#### The task
The listing below should be written out exactly; please include all of it.

Records that describe figures:
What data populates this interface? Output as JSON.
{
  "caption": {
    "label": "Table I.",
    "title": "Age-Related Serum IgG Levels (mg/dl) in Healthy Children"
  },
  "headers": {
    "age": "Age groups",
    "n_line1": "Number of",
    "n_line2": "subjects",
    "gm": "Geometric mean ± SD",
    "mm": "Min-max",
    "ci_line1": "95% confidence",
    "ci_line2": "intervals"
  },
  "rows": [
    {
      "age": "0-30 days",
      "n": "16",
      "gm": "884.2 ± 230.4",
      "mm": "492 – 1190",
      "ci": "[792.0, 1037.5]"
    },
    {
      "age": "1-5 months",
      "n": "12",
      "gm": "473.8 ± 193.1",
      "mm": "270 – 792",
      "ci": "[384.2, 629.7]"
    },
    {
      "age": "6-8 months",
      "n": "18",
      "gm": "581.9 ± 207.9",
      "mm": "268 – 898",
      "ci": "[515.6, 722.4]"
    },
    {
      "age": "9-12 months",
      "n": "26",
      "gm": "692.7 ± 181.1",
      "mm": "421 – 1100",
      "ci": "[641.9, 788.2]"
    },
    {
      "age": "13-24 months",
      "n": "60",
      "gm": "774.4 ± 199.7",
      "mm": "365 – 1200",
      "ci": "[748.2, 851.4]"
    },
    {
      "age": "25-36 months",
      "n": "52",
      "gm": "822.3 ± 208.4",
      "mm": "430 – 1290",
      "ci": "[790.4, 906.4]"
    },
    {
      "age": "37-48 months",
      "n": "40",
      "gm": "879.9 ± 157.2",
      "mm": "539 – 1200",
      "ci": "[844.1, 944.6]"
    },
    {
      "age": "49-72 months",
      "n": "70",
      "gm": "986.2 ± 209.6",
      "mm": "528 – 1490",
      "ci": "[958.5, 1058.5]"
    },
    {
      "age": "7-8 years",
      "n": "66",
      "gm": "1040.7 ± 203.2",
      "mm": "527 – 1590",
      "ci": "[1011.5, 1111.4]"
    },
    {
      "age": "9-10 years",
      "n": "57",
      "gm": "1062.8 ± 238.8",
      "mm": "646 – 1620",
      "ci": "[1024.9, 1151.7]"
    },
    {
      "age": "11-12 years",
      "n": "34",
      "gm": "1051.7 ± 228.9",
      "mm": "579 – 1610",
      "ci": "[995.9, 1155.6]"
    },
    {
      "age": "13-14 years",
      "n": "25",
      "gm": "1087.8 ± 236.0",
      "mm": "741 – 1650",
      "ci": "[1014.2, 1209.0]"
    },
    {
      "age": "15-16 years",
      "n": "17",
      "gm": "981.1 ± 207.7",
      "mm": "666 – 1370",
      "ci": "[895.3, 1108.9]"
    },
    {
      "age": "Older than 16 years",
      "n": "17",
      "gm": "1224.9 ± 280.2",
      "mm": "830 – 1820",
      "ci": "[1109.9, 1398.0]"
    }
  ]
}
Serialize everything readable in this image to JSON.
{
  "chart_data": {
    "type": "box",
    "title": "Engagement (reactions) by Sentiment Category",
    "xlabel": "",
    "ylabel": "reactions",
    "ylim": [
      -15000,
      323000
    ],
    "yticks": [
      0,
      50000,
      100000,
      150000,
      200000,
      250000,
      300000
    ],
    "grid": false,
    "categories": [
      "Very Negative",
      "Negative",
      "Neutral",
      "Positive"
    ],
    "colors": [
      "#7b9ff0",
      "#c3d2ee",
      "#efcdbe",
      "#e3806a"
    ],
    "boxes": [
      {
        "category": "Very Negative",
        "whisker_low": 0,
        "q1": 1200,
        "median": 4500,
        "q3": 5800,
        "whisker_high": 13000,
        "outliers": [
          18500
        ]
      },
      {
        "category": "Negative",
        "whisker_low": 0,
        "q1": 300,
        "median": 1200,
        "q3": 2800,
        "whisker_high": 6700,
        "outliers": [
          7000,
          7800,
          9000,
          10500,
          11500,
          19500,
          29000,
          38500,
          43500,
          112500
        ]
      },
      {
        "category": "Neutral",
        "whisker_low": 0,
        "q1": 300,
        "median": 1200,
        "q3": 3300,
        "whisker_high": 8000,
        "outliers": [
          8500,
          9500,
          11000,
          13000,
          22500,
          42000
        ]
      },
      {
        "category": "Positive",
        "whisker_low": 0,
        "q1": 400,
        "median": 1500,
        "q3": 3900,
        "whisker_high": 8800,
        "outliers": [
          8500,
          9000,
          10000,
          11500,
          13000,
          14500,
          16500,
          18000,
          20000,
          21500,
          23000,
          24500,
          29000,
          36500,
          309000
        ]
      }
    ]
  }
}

#### Full answer
What data populates this interface? Output as JSON.
{
  "caption": {
    "label": "Table I.",
    "title": "Age-Related Serum IgG Levels (mg/dl) in Healthy Children"
  },
  "headers": {
    "age": "Age groups",
    "n_line1": "Number of",
    "n_line2": "subjects",
    "gm": "Geometric mean ± SD",
    "mm": "Min-max",
    "ci_line1": "95% confidence",
    "ci_line2": "intervals"
  },
  "rows": [
    {
      "age": "0-30 days",
      "n": "16",
      "gm": "884.2 ± 230.4",
      "mm": "492 – 1190",
      "ci": "[792.0, 1037.5]"
    },
    {
      "age": "1-5 months",
      "n": "12",
      "gm": "473.8 ± 193.1",
      "mm": "270 – 792",
      "ci": "[384.2, 629.7]"
    },
    {
      "age": "6-8 months",
      "n": "18",
      "gm": "581.9 ± 207.9",
      "mm": "268 – 898",
      "ci": "[515.6, 722.4]"
    },
    {
      "age": "9-12 months",
      "n": "26",
      "gm": "692.7 ± 181.1",
      "mm": "421 – 1100",
      "ci": "[641.9, 788.2]"
    },
    {
      "age": "13-24 months",
      "n": "60",
      "gm": "774.4 ± 199.7",
      "mm": "365 – 1200",
      "ci": "[748.2, 851.4]"
    },
    {
      "age": "25-36 months",
      "n": "52",
      "gm": "822.3 ± 208.4",
      "mm": "430 – 1290",
      "ci": "[790.4, 906.4]"
    },
    {
      "age": "37-48 months",
      "n": "40",
      "gm": "879.9 ± 157.2",
      "mm": "539 – 1200",
      "ci": "[844.1, 944.6]"
    },
    {
      "age": "49-72 months",
      "n": "70",
      "gm": "986.2 ± 209.6",
      "mm": "528 – 1490",
      "ci": "[958.5, 1058.5]"
    },
    {
      "age": "7-8 years",
      "n": "66",
      "gm": "1040.7 ± 203.2",
      "mm": "527 – 1590",
      "ci": "[1011.5, 1111.4]"
    },
    {
      "age": "9-10 years",
      "n": "57",
      "gm": "1062.8 ± 238.8",
      "mm": "646 – 1620",
      "ci": "[1024.9, 1151.7]"
    },
    {
      "age": "11-12 years",
      "n": "34",
      "gm": "1051.7 ± 228.9",
      "mm": "579 – 1610",
      "ci": "[995.9, 1155.6]"
    },
    {
      "age": "13-14 years",
      "n": "25",
      "gm": "1087.8 ± 236.0",
      "mm": "741 – 1650",
      "ci": "[1014.2, 1209.0]"
    },
    {
      "age": "15-16 years",
      "n": "17",
      "gm": "981.1 ± 207.7",
      "mm": "666 – 1370",
      "ci": "[895.3, 1108.9]"
    },
    {
      "age": "Older than 16 years",
      "n": "17",
      "gm": "1224.9 ± 280.2",
      "mm": "830 – 1820",
      "ci": "[1109.9, 1398.0]"
    }
  ]
}
Serialize everything readable in this image to JSON.
{
  "chart_data": {
    "type": "box",
    "title": "Engagement (reactions) by Sentiment Category",
    "xlabel": "",
    "ylabel": "reactions",
    "ylim": [
      -15000,
      323000
    ],
    "yticks": [
      0,
      50000,
      100000,
      150000,
      200000,
      250000,
      300000
    ],
    "grid": false,
    "categories": [
      "Very Negative",
      "Negative",
      "Neutral",
      "Positive"
    ],
    "colors": [
      "#7b9ff0",
      "#c3d2ee",
      "#efcdbe",
      "#e3806a"
    ],
    "boxes": [
      {
        "category": "Very Negative",
        "whisker_low": 0,
        "q1": 1200,
        "median": 4500,
        "q3": 5800,
        "whisker_high": 13000,
        "outliers": [
          18500
        ]
      },
      {
        "category": "Negative",
        "whisker_low": 0,
        "q1": 300,
        "median": 1200,
        "q3": 2800,
        "whisker_high": 6700,
        "outliers": [
          7000,
          7800,
          9000,
          10500,
          11500,
          19500,
          29000,
          38500,
          43500,
          112500
        ]
      },
      {
        "category": "Neutral",
        "whisker_low": 0,
        "q1": 300,
        "median": 1200,
        "q3": 3300,
        "whisker_high": 8000,
        "outliers": [
          8500,
          9500,
          11000,
          13000,
          22500,
          42000
        ]
      },
      {
        "category": "Positive",
        "whisker_low": 0,
        "q1": 400,
        "median": 1500,
        "q3": 3900,
        "whisker_high": 8800,
        "outliers": [
          8500,
          9000,
          10000,
          11500,
          13000,
          14500,
          16500,
          18000,
          20000,
          21500,
          23000,
          24500,
          29000,
          36500,
          309000
        ]
      }
    ]
  }
}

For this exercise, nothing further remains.